Reproduce every record below exactly as written, leaving out any pictures.
::: MATERIAL
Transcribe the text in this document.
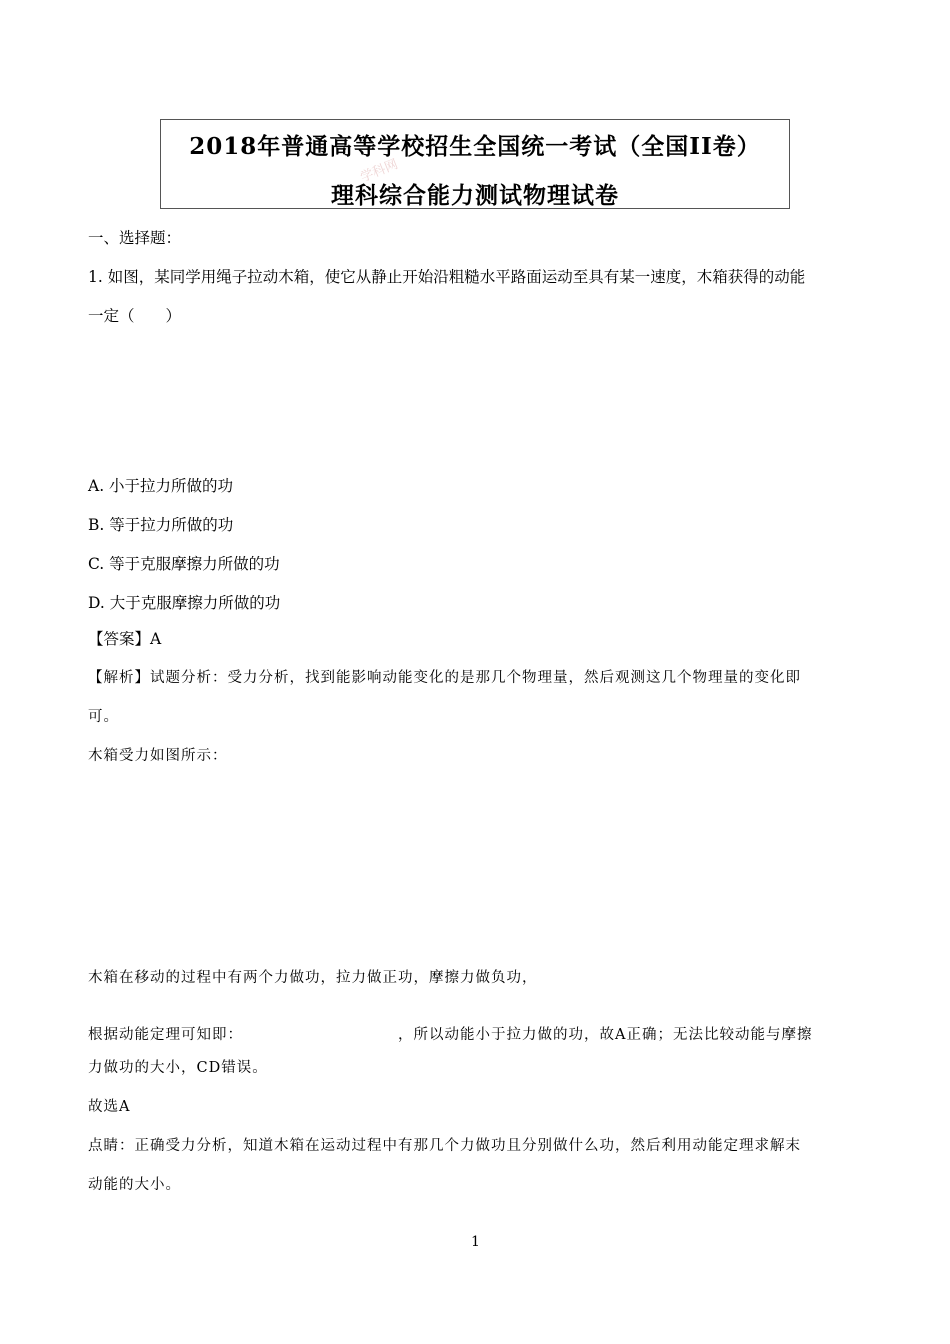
学科网
2018年普通高等学校招生全国统一考试（全国II卷）
理科综合能力测试物理试卷
一、选择题：
1. 如图，某同学用绳子拉动木箱，使它从静止开始沿粗糙水平路面运动至具有某一速度，木箱获得的动能
一定（　　）
A. 小于拉力所做的功
B. 等于拉力所做的功
C. 等于克服摩擦力所做的功
D. 大于克服摩擦力所做的功
【答案】A
【解析】试题分析：受力分析，找到能影响动能变化的是那几个物理量，然后观测这几个物理量的变化即
可。
木箱受力如图所示：
木箱在移动的过程中有两个力做功，拉力做正功，摩擦力做负功，
根据动能定理可知即：	，所以动能小于拉力做的功，故A正确；无法比较动能与摩擦
力做功的大小，CD错误。
故选A
点睛：正确受力分析，知道木箱在运动过程中有那几个力做功且分别做什么功，然后利用动能定理求解末
动能的大小。
1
::::::
== WRITTEN RESPONSE ==
Transcribe the text in this document.
学科网
2018年普通高等学校招生全国统一考试（全国II卷）
理科综合能力测试物理试卷
一、选择题：
1. 如图，某同学用绳子拉动木箱，使它从静止开始沿粗糙水平路面运动至具有某一速度，木箱获得的动能
一定（　　）
A. 小于拉力所做的功
B. 等于拉力所做的功
C. 等于克服摩擦力所做的功
D. 大于克服摩擦力所做的功
【答案】A
【解析】试题分析：受力分析，找到能影响动能变化的是那几个物理量，然后观测这几个物理量的变化即
可。
木箱受力如图所示：
木箱在移动的过程中有两个力做功，拉力做正功，摩擦力做负功，
根据动能定理可知即：	，所以动能小于拉力做的功，故A正确；无法比较动能与摩擦
力做功的大小，CD错误。
故选A
点睛：正确受力分析，知道木箱在运动过程中有那几个力做功且分别做什么功，然后利用动能定理求解末
动能的大小。
1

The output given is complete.